● **Task objective**
Tally how many lines of these entries hold the string "value". Return the number alone.

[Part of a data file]
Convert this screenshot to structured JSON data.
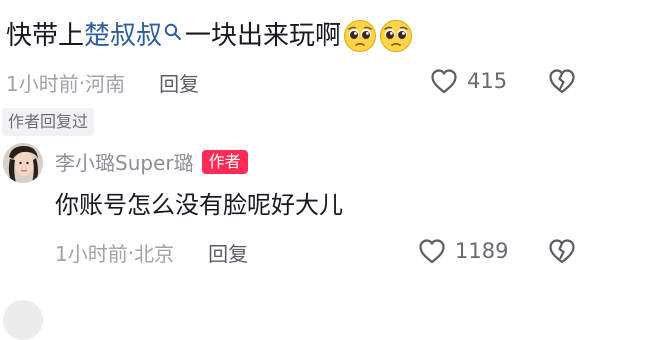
{
  "top_comment": {
    "text_prefix": "快带上",
    "mention_name": "楚叔叔",
    "text_suffix": "一块出来玩啊",
    "emoji_name": "pleading-face",
    "meta_time": "1小时前",
    "meta_sep": " · ",
    "meta_location": "河南",
    "reply_label": "回复",
    "like_count": "415"
  },
  "author_replied_tag": "作者回复过",
  "reply": {
    "username": "李小璐Super璐",
    "author_badge": "作者",
    "text": "你账号怎么没有脸呢好大儿",
    "meta_time": "1小时前",
    "meta_sep": " · ",
    "meta_location": "北京",
    "reply_label": "回复",
    "like_count": "1189"
  },
  "icons": {
    "like": "heart-outline-icon",
    "dislike": "broken-heart-icon",
    "mention": "search-icon"
  },
  "colors": {
    "mention": "#2f5e9e",
    "author_badge": "#fe2c55",
    "meta_text": "#a0a2aa",
    "main_text": "#161823"
  }
}
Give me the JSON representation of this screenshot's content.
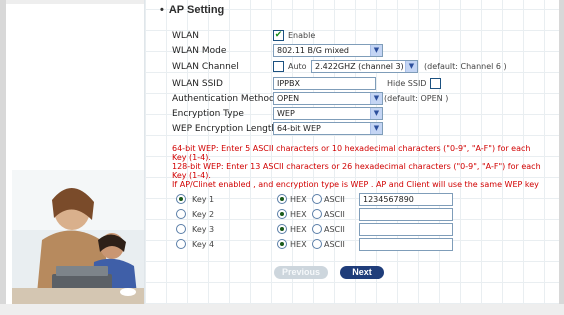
{
  "section_title": "AP Setting",
  "form": {
    "wlan": {
      "label": "WLAN",
      "checkbox_checked": true,
      "checkbox_label": "Enable"
    },
    "mode": {
      "label": "WLAN Mode",
      "value": "802.11 B/G mixed"
    },
    "channel": {
      "label": "WLAN Channel",
      "auto_label": "Auto",
      "value": "2.422GHZ (channel 3)",
      "hint": "(default: Channel 6 )"
    },
    "ssid": {
      "label": "WLAN SSID",
      "value": "IPPBX",
      "hide_label": "Hide SSID"
    },
    "auth": {
      "label": "Authentication Method",
      "value": "OPEN",
      "hint": "(default: OPEN )"
    },
    "encryption": {
      "label": "Encryption Type",
      "value": "WEP"
    },
    "wep_length": {
      "label": "WEP Encryption Length",
      "value": "64-bit WEP"
    }
  },
  "notes": {
    "line1": "64-bit WEP: Enter 5 ASCII characters or 10 hexadecimal characters (\"0-9\", \"A-F\") for each Key (1-4).",
    "line2": "128-bit WEP: Enter 13 ASCII characters or 26 hexadecimal characters (\"0-9\", \"A-F\") for each Key (1-4).",
    "line3": "If AP/Clinet enabled , and encryption type is WEP . AP and Client will use the same WEP key"
  },
  "keys": {
    "hex_label": "HEX",
    "ascii_label": "ASCII",
    "rows": [
      {
        "label": "Key 1",
        "selected": true,
        "value": "1234567890"
      },
      {
        "label": "Key 2",
        "selected": false,
        "value": ""
      },
      {
        "label": "Key 3",
        "selected": false,
        "value": ""
      },
      {
        "label": "Key 4",
        "selected": false,
        "value": ""
      }
    ]
  },
  "buttons": {
    "previous": "Previous",
    "next": "Next"
  },
  "colors": {
    "note_red": "#d10000",
    "next_button": "#1f3d7a",
    "accent_blue": "#7f9db9"
  }
}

● **Exercise response**
10